╭──
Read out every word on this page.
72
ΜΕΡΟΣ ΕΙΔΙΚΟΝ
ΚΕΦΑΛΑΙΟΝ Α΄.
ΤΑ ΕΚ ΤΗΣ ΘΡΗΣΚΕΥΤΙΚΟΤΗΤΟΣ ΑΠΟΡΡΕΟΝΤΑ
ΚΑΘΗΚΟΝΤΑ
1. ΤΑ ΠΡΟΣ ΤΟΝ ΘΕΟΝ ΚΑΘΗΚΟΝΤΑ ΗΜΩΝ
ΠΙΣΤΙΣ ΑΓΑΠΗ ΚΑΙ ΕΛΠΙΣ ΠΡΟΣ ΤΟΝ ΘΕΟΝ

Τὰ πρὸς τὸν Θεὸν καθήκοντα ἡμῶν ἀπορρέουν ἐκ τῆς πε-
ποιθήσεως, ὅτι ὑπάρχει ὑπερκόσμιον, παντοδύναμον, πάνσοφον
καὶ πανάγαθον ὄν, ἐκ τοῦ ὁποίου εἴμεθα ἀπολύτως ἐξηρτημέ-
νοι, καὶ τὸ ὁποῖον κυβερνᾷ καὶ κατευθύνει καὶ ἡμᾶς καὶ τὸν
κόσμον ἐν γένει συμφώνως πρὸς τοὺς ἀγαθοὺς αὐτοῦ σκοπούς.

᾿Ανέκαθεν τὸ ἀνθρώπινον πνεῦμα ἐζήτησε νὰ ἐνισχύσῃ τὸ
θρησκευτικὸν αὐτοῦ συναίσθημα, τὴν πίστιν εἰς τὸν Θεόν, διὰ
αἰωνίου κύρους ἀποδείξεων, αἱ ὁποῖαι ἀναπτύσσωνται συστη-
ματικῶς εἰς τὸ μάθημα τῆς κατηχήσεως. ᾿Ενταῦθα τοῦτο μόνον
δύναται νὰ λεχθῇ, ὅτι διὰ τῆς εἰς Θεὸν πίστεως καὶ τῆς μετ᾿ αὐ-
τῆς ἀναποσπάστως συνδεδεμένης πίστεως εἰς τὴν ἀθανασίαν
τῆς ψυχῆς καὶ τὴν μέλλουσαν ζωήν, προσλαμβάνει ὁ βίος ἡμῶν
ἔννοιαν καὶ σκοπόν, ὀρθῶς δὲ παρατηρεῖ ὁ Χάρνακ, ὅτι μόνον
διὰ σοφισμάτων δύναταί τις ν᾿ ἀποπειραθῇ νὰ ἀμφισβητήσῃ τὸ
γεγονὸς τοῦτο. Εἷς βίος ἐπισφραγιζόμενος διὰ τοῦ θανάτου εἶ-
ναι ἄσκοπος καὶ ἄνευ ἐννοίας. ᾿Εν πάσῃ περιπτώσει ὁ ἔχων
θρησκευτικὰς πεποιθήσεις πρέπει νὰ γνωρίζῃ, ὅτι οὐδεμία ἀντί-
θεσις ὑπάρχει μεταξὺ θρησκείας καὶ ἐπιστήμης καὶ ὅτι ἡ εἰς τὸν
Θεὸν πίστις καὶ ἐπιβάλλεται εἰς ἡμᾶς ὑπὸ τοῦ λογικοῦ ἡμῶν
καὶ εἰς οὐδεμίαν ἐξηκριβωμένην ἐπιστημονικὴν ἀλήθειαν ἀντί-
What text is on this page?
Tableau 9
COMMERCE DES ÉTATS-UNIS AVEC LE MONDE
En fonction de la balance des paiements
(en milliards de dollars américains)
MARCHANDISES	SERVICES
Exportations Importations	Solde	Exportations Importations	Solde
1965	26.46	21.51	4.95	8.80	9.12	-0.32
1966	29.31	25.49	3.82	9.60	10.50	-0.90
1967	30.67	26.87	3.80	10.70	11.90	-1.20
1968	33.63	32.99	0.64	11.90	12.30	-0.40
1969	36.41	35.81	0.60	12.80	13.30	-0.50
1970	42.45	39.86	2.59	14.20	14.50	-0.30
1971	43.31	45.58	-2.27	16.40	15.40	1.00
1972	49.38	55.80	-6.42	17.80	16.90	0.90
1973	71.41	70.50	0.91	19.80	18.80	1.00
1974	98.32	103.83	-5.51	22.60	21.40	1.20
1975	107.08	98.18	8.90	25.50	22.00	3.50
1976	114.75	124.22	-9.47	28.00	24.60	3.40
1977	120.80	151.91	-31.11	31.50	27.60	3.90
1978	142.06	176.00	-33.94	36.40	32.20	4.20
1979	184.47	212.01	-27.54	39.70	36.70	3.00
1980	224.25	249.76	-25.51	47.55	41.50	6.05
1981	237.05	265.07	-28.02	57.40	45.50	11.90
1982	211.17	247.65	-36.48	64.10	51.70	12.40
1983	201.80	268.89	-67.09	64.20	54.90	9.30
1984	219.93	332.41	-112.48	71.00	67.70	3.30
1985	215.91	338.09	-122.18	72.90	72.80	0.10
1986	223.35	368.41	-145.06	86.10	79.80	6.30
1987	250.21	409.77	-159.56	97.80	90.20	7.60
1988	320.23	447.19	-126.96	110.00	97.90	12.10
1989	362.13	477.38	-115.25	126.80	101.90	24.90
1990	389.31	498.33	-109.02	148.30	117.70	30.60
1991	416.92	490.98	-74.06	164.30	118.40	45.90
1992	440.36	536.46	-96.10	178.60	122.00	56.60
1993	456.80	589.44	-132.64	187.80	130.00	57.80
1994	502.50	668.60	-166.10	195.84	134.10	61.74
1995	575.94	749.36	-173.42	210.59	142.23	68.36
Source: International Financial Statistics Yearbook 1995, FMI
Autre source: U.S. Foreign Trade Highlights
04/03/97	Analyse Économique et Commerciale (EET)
╰──
- [What is required] Repeat the records above exactly.

- [Full answer]
Read out every word on this page.
72
ΜΕΡΟΣ ΕΙΔΙΚΟΝ
ΚΕΦΑΛΑΙΟΝ Α΄.
ΤΑ ΕΚ ΤΗΣ ΘΡΗΣΚΕΥΤΙΚΟΤΗΤΟΣ ΑΠΟΡΡΕΟΝΤΑ
ΚΑΘΗΚΟΝΤΑ
1. ΤΑ ΠΡΟΣ ΤΟΝ ΘΕΟΝ ΚΑΘΗΚΟΝΤΑ ΗΜΩΝ
ΠΙΣΤΙΣ ΑΓΑΠΗ ΚΑΙ ΕΛΠΙΣ ΠΡΟΣ ΤΟΝ ΘΕΟΝ

Τὰ πρὸς τὸν Θεὸν καθήκοντα ἡμῶν ἀπορρέουν ἐκ τῆς πε-
ποιθήσεως, ὅτι ὑπάρχει ὑπερκόσμιον, παντοδύναμον, πάνσοφον
καὶ πανάγαθον ὄν, ἐκ τοῦ ὁποίου εἴμεθα ἀπολύτως ἐξηρτημέ-
νοι, καὶ τὸ ὁποῖον κυβερνᾷ καὶ κατευθύνει καὶ ἡμᾶς καὶ τὸν
κόσμον ἐν γένει συμφώνως πρὸς τοὺς ἀγαθοὺς αὐτοῦ σκοπούς.

᾿Ανέκαθεν τὸ ἀνθρώπινον πνεῦμα ἐζήτησε νὰ ἐνισχύσῃ τὸ
θρησκευτικὸν αὐτοῦ συναίσθημα, τὴν πίστιν εἰς τὸν Θεόν, διὰ
αἰωνίου κύρους ἀποδείξεων, αἱ ὁποῖαι ἀναπτύσσωνται συστη-
ματικῶς εἰς τὸ μάθημα τῆς κατηχήσεως. ᾿Ενταῦθα τοῦτο μόνον
δύναται νὰ λεχθῇ, ὅτι διὰ τῆς εἰς Θεὸν πίστεως καὶ τῆς μετ᾿ αὐ-
τῆς ἀναποσπάστως συνδεδεμένης πίστεως εἰς τὴν ἀθανασίαν
τῆς ψυχῆς καὶ τὴν μέλλουσαν ζωήν, προσλαμβάνει ὁ βίος ἡμῶν
ἔννοιαν καὶ σκοπόν, ὀρθῶς δὲ παρατηρεῖ ὁ Χάρνακ, ὅτι μόνον
διὰ σοφισμάτων δύναταί τις ν᾿ ἀποπειραθῇ νὰ ἀμφισβητήσῃ τὸ
γεγονὸς τοῦτο. Εἷς βίος ἐπισφραγιζόμενος διὰ τοῦ θανάτου εἶ-
ναι ἄσκοπος καὶ ἄνευ ἐννοίας. ᾿Εν πάσῃ περιπτώσει ὁ ἔχων
θρησκευτικὰς πεποιθήσεις πρέπει νὰ γνωρίζῃ, ὅτι οὐδεμία ἀντί-
θεσις ὑπάρχει μεταξὺ θρησκείας καὶ ἐπιστήμης καὶ ὅτι ἡ εἰς τὸν
Θεὸν πίστις καὶ ἐπιβάλλεται εἰς ἡμᾶς ὑπὸ τοῦ λογικοῦ ἡμῶν
καὶ εἰς οὐδεμίαν ἐξηκριβωμένην ἐπιστημονικὴν ἀλήθειαν ἀντί-
What text is on this page?
Tableau 9
COMMERCE DES ÉTATS-UNIS AVEC LE MONDE
En fonction de la balance des paiements
(en milliards de dollars américains)
MARCHANDISES	SERVICES
Exportations Importations	Solde	Exportations Importations	Solde
1965	26.46	21.51	4.95	8.80	9.12	-0.32
1966	29.31	25.49	3.82	9.60	10.50	-0.90
1967	30.67	26.87	3.80	10.70	11.90	-1.20
1968	33.63	32.99	0.64	11.90	12.30	-0.40
1969	36.41	35.81	0.60	12.80	13.30	-0.50
1970	42.45	39.86	2.59	14.20	14.50	-0.30
1971	43.31	45.58	-2.27	16.40	15.40	1.00
1972	49.38	55.80	-6.42	17.80	16.90	0.90
1973	71.41	70.50	0.91	19.80	18.80	1.00
1974	98.32	103.83	-5.51	22.60	21.40	1.20
1975	107.08	98.18	8.90	25.50	22.00	3.50
1976	114.75	124.22	-9.47	28.00	24.60	3.40
1977	120.80	151.91	-31.11	31.50	27.60	3.90
1978	142.06	176.00	-33.94	36.40	32.20	4.20
1979	184.47	212.01	-27.54	39.70	36.70	3.00
1980	224.25	249.76	-25.51	47.55	41.50	6.05
1981	237.05	265.07	-28.02	57.40	45.50	11.90
1982	211.17	247.65	-36.48	64.10	51.70	12.40
1983	201.80	268.89	-67.09	64.20	54.90	9.30
1984	219.93	332.41	-112.48	71.00	67.70	3.30
1985	215.91	338.09	-122.18	72.90	72.80	0.10
1986	223.35	368.41	-145.06	86.10	79.80	6.30
1987	250.21	409.77	-159.56	97.80	90.20	7.60
1988	320.23	447.19	-126.96	110.00	97.90	12.10
1989	362.13	477.38	-115.25	126.80	101.90	24.90
1990	389.31	498.33	-109.02	148.30	117.70	30.60
1991	416.92	490.98	-74.06	164.30	118.40	45.90
1992	440.36	536.46	-96.10	178.60	122.00	56.60
1993	456.80	589.44	-132.64	187.80	130.00	57.80
1994	502.50	668.60	-166.10	195.84	134.10	61.74
1995	575.94	749.36	-173.42	210.59	142.23	68.36
Source: International Financial Statistics Yearbook 1995, FMI
Autre source: U.S. Foreign Trade Highlights
04/03/97	Analyse Économique et Commerciale (EET)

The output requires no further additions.